Data records:
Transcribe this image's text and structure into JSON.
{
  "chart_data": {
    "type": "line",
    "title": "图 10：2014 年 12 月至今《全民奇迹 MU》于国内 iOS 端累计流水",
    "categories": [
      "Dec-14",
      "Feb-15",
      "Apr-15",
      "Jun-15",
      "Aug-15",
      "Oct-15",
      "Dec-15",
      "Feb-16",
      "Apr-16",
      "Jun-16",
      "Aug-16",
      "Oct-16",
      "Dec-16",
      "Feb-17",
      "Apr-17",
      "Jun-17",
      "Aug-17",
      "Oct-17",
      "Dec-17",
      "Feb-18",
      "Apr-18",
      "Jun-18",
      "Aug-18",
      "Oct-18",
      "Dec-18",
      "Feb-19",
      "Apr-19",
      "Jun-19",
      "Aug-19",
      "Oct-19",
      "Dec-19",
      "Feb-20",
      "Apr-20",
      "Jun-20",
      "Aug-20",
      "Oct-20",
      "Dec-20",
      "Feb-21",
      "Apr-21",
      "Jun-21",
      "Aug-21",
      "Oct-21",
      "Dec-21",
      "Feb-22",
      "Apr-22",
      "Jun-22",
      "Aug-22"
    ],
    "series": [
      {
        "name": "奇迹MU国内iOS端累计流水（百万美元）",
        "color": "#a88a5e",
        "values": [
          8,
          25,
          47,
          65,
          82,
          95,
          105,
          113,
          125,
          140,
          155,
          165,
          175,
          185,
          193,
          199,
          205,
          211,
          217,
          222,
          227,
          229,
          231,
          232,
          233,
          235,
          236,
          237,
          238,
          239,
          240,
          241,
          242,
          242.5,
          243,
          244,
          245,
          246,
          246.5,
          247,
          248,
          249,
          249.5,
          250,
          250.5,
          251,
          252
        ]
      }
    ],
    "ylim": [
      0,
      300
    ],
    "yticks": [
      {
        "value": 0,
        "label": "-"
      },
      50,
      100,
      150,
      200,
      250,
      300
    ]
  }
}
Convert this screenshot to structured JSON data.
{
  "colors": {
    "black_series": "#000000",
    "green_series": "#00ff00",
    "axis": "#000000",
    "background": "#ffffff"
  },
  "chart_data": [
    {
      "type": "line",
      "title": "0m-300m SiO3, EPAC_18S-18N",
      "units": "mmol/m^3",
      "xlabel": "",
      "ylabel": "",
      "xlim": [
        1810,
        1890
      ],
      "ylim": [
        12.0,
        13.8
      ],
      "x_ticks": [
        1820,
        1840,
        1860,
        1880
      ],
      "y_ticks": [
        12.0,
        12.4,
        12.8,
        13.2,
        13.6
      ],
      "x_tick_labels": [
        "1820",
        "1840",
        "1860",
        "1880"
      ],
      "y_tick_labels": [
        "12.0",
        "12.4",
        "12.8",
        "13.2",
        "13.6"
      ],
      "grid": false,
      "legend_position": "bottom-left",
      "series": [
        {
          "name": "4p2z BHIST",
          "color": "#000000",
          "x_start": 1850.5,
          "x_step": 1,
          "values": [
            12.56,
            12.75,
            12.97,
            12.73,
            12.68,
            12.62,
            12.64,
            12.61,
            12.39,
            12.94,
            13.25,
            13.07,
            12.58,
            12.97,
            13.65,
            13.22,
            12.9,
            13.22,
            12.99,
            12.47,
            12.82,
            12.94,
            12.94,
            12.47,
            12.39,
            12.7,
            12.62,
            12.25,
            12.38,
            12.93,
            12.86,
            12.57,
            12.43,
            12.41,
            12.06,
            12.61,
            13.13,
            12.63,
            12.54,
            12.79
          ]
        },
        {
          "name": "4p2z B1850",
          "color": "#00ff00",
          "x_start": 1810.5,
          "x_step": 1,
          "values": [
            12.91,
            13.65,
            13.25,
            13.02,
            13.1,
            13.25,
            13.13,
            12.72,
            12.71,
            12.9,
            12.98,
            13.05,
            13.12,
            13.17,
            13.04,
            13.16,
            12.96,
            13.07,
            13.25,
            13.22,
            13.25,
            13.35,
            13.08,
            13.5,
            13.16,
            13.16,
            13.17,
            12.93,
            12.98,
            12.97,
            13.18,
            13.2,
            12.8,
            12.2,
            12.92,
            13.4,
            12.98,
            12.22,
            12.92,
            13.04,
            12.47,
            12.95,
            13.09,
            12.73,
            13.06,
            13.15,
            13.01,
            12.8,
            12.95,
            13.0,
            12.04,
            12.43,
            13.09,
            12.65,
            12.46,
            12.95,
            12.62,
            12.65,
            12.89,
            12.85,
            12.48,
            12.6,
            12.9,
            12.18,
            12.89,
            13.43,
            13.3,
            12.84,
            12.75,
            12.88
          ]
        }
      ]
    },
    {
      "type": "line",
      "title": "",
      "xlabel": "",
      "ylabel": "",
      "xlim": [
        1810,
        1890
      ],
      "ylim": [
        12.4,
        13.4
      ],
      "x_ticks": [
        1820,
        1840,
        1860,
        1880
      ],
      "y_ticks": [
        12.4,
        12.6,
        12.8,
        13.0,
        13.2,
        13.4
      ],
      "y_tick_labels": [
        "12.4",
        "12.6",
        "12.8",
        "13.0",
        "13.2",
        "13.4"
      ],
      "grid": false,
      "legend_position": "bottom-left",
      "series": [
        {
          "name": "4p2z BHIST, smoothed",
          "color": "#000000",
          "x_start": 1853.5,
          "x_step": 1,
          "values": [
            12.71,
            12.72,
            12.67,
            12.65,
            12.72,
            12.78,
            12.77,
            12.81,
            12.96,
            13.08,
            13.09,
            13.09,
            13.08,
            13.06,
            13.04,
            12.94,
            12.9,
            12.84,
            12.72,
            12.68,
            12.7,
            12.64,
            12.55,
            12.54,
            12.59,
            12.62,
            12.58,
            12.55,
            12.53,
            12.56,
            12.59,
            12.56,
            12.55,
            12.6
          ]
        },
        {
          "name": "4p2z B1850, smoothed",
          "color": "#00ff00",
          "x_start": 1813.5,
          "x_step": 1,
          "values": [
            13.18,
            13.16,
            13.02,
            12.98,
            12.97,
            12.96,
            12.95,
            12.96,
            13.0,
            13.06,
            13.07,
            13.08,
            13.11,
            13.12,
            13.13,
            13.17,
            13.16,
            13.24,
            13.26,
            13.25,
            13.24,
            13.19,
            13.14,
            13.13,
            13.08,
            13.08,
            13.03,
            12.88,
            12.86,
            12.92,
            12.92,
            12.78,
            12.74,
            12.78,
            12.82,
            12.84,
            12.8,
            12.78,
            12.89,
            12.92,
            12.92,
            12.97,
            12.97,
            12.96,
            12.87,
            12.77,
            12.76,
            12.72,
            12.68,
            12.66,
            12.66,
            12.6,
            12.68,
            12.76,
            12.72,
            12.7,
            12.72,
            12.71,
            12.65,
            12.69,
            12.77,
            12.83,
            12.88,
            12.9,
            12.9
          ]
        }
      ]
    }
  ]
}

Instructions for the task:
Reproduce the entries above exactly.

Reply:
Transcribe this image's text and structure into JSON.
{
  "chart_data": {
    "type": "line",
    "title": "图 10：2014 年 12 月至今《全民奇迹 MU》于国内 iOS 端累计流水",
    "categories": [
      "Dec-14",
      "Feb-15",
      "Apr-15",
      "Jun-15",
      "Aug-15",
      "Oct-15",
      "Dec-15",
      "Feb-16",
      "Apr-16",
      "Jun-16",
      "Aug-16",
      "Oct-16",
      "Dec-16",
      "Feb-17",
      "Apr-17",
      "Jun-17",
      "Aug-17",
      "Oct-17",
      "Dec-17",
      "Feb-18",
      "Apr-18",
      "Jun-18",
      "Aug-18",
      "Oct-18",
      "Dec-18",
      "Feb-19",
      "Apr-19",
      "Jun-19",
      "Aug-19",
      "Oct-19",
      "Dec-19",
      "Feb-20",
      "Apr-20",
      "Jun-20",
      "Aug-20",
      "Oct-20",
      "Dec-20",
      "Feb-21",
      "Apr-21",
      "Jun-21",
      "Aug-21",
      "Oct-21",
      "Dec-21",
      "Feb-22",
      "Apr-22",
      "Jun-22",
      "Aug-22"
    ],
    "series": [
      {
        "name": "奇迹MU国内iOS端累计流水（百万美元）",
        "color": "#a88a5e",
        "values": [
          8,
          25,
          47,
          65,
          82,
          95,
          105,
          113,
          125,
          140,
          155,
          165,
          175,
          185,
          193,
          199,
          205,
          211,
          217,
          222,
          227,
          229,
          231,
          232,
          233,
          235,
          236,
          237,
          238,
          239,
          240,
          241,
          242,
          242.5,
          243,
          244,
          245,
          246,
          246.5,
          247,
          248,
          249,
          249.5,
          250,
          250.5,
          251,
          252
        ]
      }
    ],
    "ylim": [
      0,
      300
    ],
    "yticks": [
      {
        "value": 0,
        "label": "-"
      },
      50,
      100,
      150,
      200,
      250,
      300
    ]
  }
}
Convert this screenshot to structured JSON data.
{
  "colors": {
    "black_series": "#000000",
    "green_series": "#00ff00",
    "axis": "#000000",
    "background": "#ffffff"
  },
  "chart_data": [
    {
      "type": "line",
      "title": "0m-300m SiO3, EPAC_18S-18N",
      "units": "mmol/m^3",
      "xlabel": "",
      "ylabel": "",
      "xlim": [
        1810,
        1890
      ],
      "ylim": [
        12.0,
        13.8
      ],
      "x_ticks": [
        1820,
        1840,
        1860,
        1880
      ],
      "y_ticks": [
        12.0,
        12.4,
        12.8,
        13.2,
        13.6
      ],
      "x_tick_labels": [
        "1820",
        "1840",
        "1860",
        "1880"
      ],
      "y_tick_labels": [
        "12.0",
        "12.4",
        "12.8",
        "13.2",
        "13.6"
      ],
      "grid": false,
      "legend_position": "bottom-left",
      "series": [
        {
          "name": "4p2z BHIST",
          "color": "#000000",
          "x_start": 1850.5,
          "x_step": 1,
          "values": [
            12.56,
            12.75,
            12.97,
            12.73,
            12.68,
            12.62,
            12.64,
            12.61,
            12.39,
            12.94,
            13.25,
            13.07,
            12.58,
            12.97,
            13.65,
            13.22,
            12.9,
            13.22,
            12.99,
            12.47,
            12.82,
            12.94,
            12.94,
            12.47,
            12.39,
            12.7,
            12.62,
            12.25,
            12.38,
            12.93,
            12.86,
            12.57,
            12.43,
            12.41,
            12.06,
            12.61,
            13.13,
            12.63,
            12.54,
            12.79
          ]
        },
        {
          "name": "4p2z B1850",
          "color": "#00ff00",
          "x_start": 1810.5,
          "x_step": 1,
          "values": [
            12.91,
            13.65,
            13.25,
            13.02,
            13.1,
            13.25,
            13.13,
            12.72,
            12.71,
            12.9,
            12.98,
            13.05,
            13.12,
            13.17,
            13.04,
            13.16,
            12.96,
            13.07,
            13.25,
            13.22,
            13.25,
            13.35,
            13.08,
            13.5,
            13.16,
            13.16,
            13.17,
            12.93,
            12.98,
            12.97,
            13.18,
            13.2,
            12.8,
            12.2,
            12.92,
            13.4,
            12.98,
            12.22,
            12.92,
            13.04,
            12.47,
            12.95,
            13.09,
            12.73,
            13.06,
            13.15,
            13.01,
            12.8,
            12.95,
            13.0,
            12.04,
            12.43,
            13.09,
            12.65,
            12.46,
            12.95,
            12.62,
            12.65,
            12.89,
            12.85,
            12.48,
            12.6,
            12.9,
            12.18,
            12.89,
            13.43,
            13.3,
            12.84,
            12.75,
            12.88
          ]
        }
      ]
    },
    {
      "type": "line",
      "title": "",
      "xlabel": "",
      "ylabel": "",
      "xlim": [
        1810,
        1890
      ],
      "ylim": [
        12.4,
        13.4
      ],
      "x_ticks": [
        1820,
        1840,
        1860,
        1880
      ],
      "y_ticks": [
        12.4,
        12.6,
        12.8,
        13.0,
        13.2,
        13.4
      ],
      "y_tick_labels": [
        "12.4",
        "12.6",
        "12.8",
        "13.0",
        "13.2",
        "13.4"
      ],
      "grid": false,
      "legend_position": "bottom-left",
      "series": [
        {
          "name": "4p2z BHIST, smoothed",
          "color": "#000000",
          "x_start": 1853.5,
          "x_step": 1,
          "values": [
            12.71,
            12.72,
            12.67,
            12.65,
            12.72,
            12.78,
            12.77,
            12.81,
            12.96,
            13.08,
            13.09,
            13.09,
            13.08,
            13.06,
            13.04,
            12.94,
            12.9,
            12.84,
            12.72,
            12.68,
            12.7,
            12.64,
            12.55,
            12.54,
            12.59,
            12.62,
            12.58,
            12.55,
            12.53,
            12.56,
            12.59,
            12.56,
            12.55,
            12.6
          ]
        },
        {
          "name": "4p2z B1850, smoothed",
          "color": "#00ff00",
          "x_start": 1813.5,
          "x_step": 1,
          "values": [
            13.18,
            13.16,
            13.02,
            12.98,
            12.97,
            12.96,
            12.95,
            12.96,
            13.0,
            13.06,
            13.07,
            13.08,
            13.11,
            13.12,
            13.13,
            13.17,
            13.16,
            13.24,
            13.26,
            13.25,
            13.24,
            13.19,
            13.14,
            13.13,
            13.08,
            13.08,
            13.03,
            12.88,
            12.86,
            12.92,
            12.92,
            12.78,
            12.74,
            12.78,
            12.82,
            12.84,
            12.8,
            12.78,
            12.89,
            12.92,
            12.92,
            12.97,
            12.97,
            12.96,
            12.87,
            12.77,
            12.76,
            12.72,
            12.68,
            12.66,
            12.66,
            12.6,
            12.68,
            12.76,
            12.72,
            12.7,
            12.72,
            12.71,
            12.65,
            12.69,
            12.77,
            12.83,
            12.88,
            12.9,
            12.9
          ]
        }
      ]
    }
  ]
}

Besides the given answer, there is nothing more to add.